Stated problem
Filter the entries below, keeping every line that has the word "document".

Record extracts

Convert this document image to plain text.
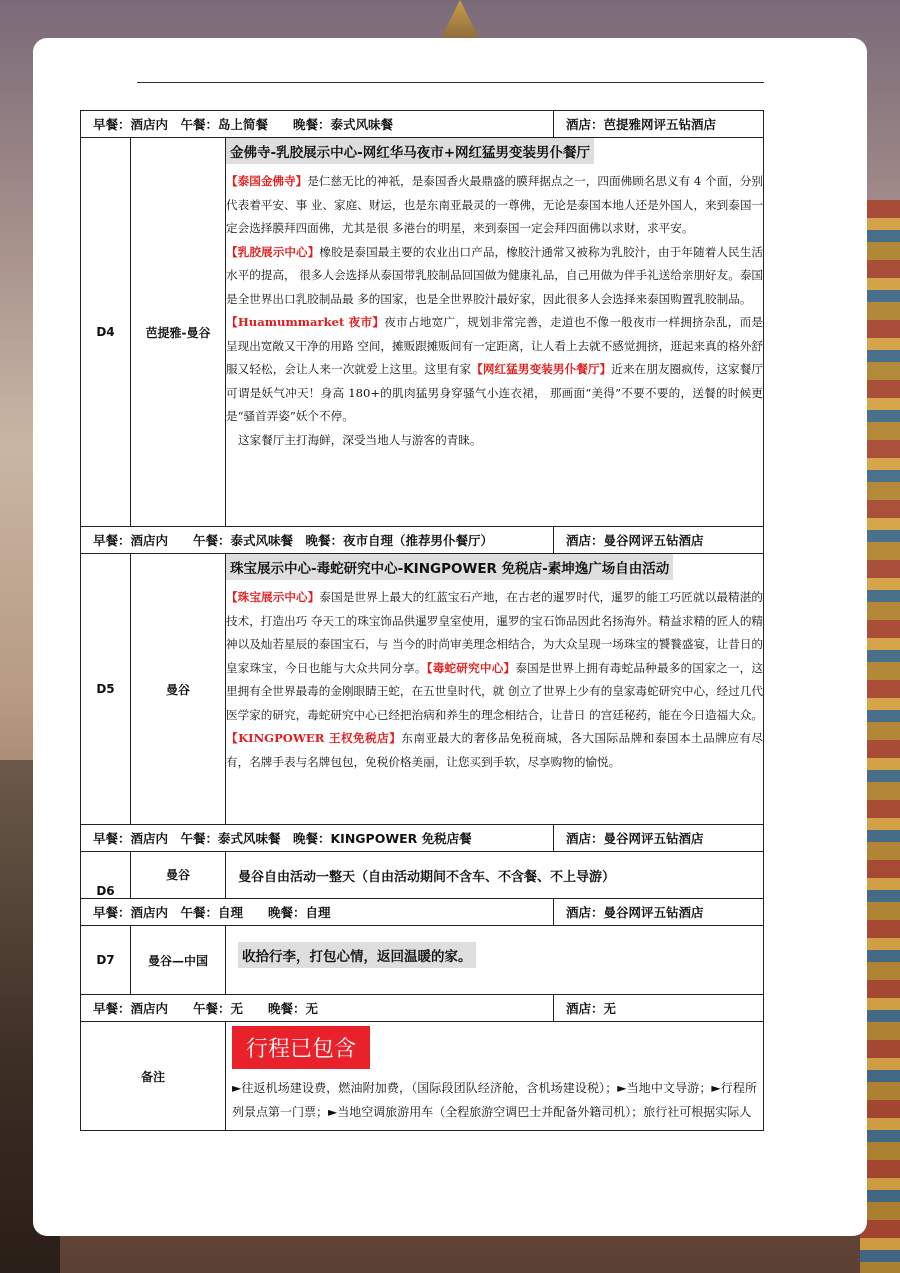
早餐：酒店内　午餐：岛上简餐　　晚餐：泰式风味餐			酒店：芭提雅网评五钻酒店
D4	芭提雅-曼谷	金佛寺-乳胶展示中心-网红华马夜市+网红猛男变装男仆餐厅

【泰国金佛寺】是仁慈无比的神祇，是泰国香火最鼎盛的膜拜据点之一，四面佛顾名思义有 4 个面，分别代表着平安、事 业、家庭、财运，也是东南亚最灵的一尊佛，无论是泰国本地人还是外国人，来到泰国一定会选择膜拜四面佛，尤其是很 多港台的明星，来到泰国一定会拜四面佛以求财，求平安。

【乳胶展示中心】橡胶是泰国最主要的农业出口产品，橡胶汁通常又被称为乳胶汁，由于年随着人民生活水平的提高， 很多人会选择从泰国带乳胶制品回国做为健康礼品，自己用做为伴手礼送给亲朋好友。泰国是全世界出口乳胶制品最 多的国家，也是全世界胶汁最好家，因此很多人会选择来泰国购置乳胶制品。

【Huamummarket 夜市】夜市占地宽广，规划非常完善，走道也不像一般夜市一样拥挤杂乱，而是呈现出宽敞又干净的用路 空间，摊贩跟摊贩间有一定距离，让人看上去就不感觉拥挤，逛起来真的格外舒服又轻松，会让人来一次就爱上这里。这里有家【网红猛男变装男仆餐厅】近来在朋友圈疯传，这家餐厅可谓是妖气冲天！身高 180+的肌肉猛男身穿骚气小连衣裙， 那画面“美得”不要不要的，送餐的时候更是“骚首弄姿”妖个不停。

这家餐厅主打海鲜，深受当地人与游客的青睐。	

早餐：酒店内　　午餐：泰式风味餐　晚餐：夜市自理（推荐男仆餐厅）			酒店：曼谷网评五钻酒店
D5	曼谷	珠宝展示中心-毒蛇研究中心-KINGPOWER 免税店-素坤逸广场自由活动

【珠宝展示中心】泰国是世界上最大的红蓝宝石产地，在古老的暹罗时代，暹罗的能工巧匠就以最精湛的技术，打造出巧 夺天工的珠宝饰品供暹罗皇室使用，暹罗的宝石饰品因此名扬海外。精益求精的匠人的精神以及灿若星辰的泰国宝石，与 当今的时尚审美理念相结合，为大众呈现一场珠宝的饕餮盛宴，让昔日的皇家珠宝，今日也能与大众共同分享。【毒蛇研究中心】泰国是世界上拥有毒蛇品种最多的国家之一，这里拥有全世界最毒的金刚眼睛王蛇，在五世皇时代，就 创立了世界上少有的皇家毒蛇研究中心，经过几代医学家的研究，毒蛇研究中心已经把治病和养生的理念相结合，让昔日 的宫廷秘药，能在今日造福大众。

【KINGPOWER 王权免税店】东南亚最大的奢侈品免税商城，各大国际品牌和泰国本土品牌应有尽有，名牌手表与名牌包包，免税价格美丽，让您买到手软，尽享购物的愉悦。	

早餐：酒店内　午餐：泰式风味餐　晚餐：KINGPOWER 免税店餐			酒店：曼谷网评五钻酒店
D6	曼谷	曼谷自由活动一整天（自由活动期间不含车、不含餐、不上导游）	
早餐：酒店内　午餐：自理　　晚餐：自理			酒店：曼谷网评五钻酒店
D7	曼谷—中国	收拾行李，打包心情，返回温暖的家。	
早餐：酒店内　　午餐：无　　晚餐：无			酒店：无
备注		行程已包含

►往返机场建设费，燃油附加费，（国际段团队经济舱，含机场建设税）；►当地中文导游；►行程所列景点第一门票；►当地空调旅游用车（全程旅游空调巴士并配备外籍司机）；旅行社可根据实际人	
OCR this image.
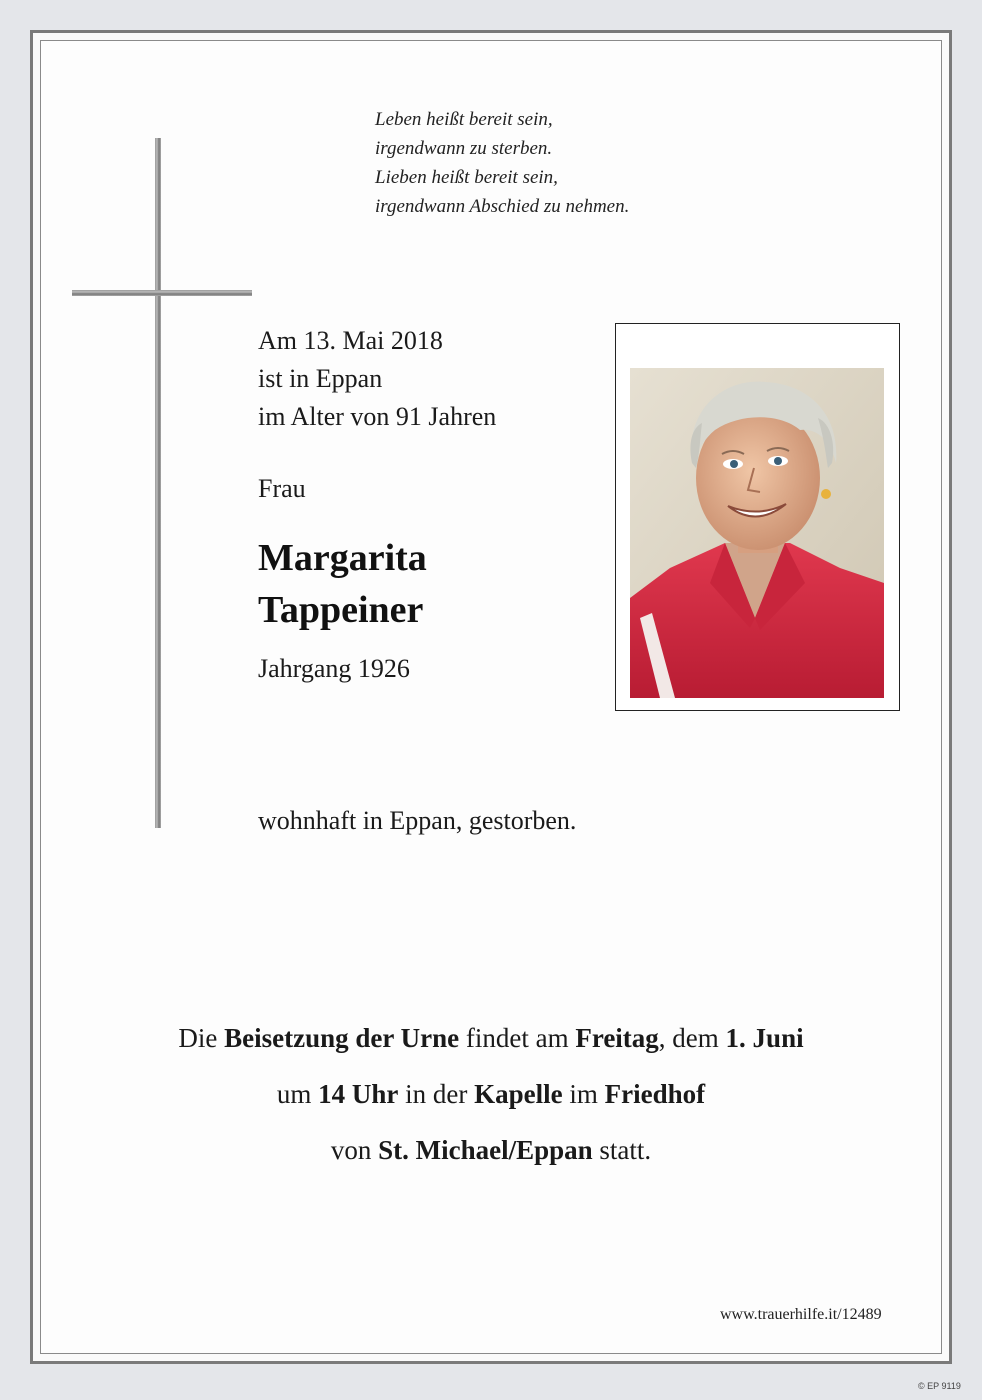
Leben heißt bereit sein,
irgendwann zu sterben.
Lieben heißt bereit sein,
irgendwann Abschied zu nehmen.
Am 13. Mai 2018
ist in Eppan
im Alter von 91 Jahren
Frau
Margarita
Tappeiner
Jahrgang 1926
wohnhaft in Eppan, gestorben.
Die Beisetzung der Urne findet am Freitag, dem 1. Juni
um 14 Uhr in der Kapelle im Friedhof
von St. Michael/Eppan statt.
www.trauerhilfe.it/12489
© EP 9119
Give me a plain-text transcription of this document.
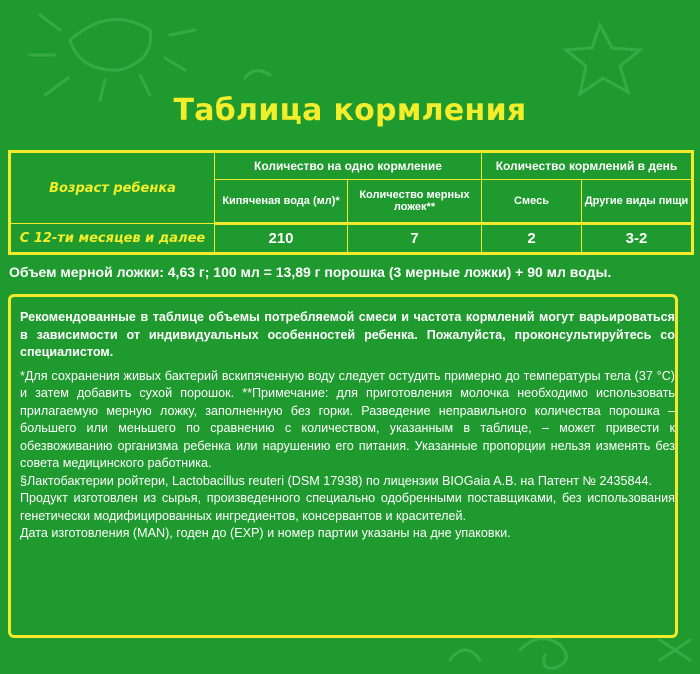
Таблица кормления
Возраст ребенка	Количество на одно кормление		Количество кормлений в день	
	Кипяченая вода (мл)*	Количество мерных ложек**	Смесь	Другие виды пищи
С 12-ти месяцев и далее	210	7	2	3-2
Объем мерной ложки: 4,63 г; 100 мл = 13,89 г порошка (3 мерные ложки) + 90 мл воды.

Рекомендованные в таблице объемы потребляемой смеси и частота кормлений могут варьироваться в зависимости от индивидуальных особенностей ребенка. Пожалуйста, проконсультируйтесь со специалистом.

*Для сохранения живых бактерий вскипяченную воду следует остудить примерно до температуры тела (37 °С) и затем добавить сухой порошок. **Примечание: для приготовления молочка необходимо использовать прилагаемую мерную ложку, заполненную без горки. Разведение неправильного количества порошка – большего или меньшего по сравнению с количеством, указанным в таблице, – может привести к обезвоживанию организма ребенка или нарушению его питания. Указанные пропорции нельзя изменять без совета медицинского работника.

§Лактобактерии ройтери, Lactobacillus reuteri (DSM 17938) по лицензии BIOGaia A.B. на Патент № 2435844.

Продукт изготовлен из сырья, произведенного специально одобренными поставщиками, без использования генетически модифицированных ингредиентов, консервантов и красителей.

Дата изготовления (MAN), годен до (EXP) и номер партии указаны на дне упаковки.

Exercise solution
Convert this document image to plain text.
Give me a plain-text transcription of this document.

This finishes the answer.